*WHAT YOU WILL DO:*
Locate each line holding the string "health" and copy it.

*PROVIDED ENTRIES:*
◆ ◆ ◆ ◆
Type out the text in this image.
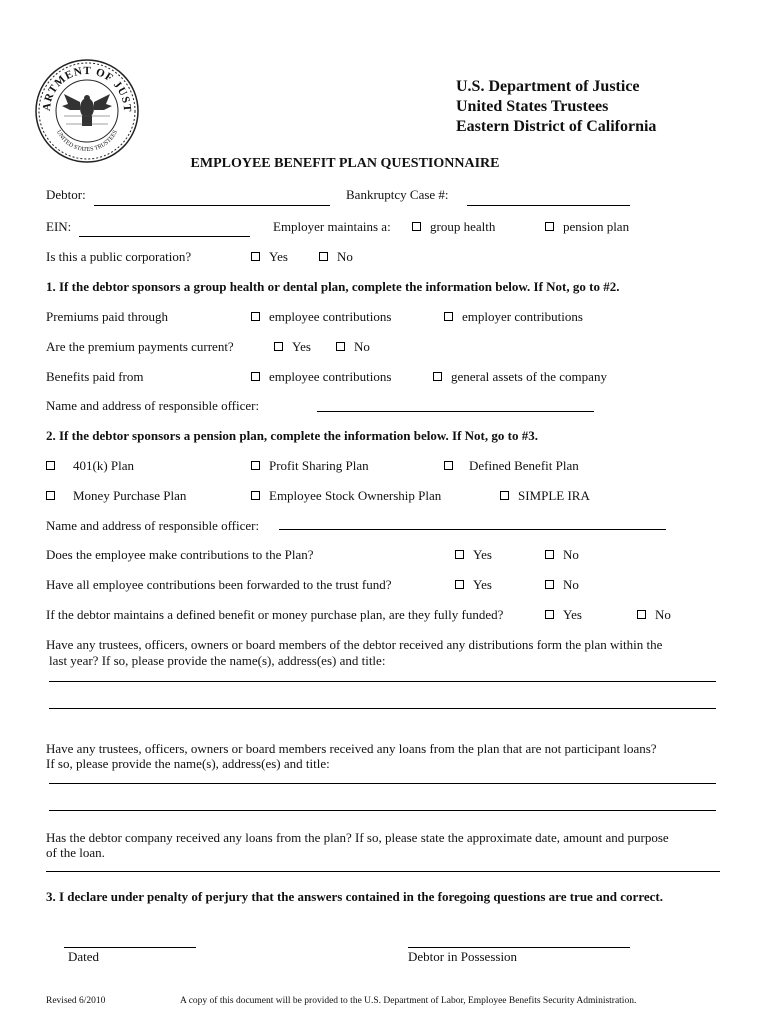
ARTMENT OF JUST
UNITED STATES TRUSTEES
U.S. Department of Justice
United States Trustees
Eastern District of California
EMPLOYEE BENEFIT PLAN QUESTIONNAIRE
Debtor:	Bankruptcy Case #:
EIN:	Employer maintains a:	group health	pension plan
Is this a public corporation?	Yes	No
1. If the debtor sponsors a group health or dental plan, complete the information below. If Not, go to #2.
Premiums paid through	employee contributions	employer contributions
Are the premium payments current?	Yes	No
Benefits paid from	employee contributions	general assets of the company
Name and address of responsible officer:
2. If the debtor sponsors a pension plan, complete the information below. If Not, go to #3.
401(k) Plan	Profit Sharing Plan	Defined Benefit Plan
Money Purchase Plan	Employee Stock Ownership Plan	SIMPLE IRA
Name and address of responsible officer:
Does the employee make contributions to the Plan?	Yes	No
Have all employee contributions been forwarded to the trust fund?	Yes	No
If the debtor maintains a defined benefit or money purchase plan, are they fully funded?	Yes	No
Have any trustees, officers, owners or board members of the debtor received any distributions form the plan within the
last year? If so, please provide the name(s), address(es) and title:
Have any trustees, officers, owners or board members received any loans from the plan that are not participant loans?
If so, please provide the name(s), address(es) and title:
Has the debtor company received any loans from the plan? If so, please state the approximate date, amount and purpose
of the loan.
3. I declare under penalty of perjury that the answers contained in the foregoing questions are true and correct.
Dated	Debtor in Possession
Revised 6/2010	A copy of this document will be provided to the U.S. Department of Labor, Employee Benefits Security Administration.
◆ ◆ ◆ ◆
*ANSWER TO THIS PROBLEM:*
EIN:	Employer maintains a:	group health	pension plan
1. If the debtor sponsors a group health or dental plan, complete the information below. If Not, go to #2.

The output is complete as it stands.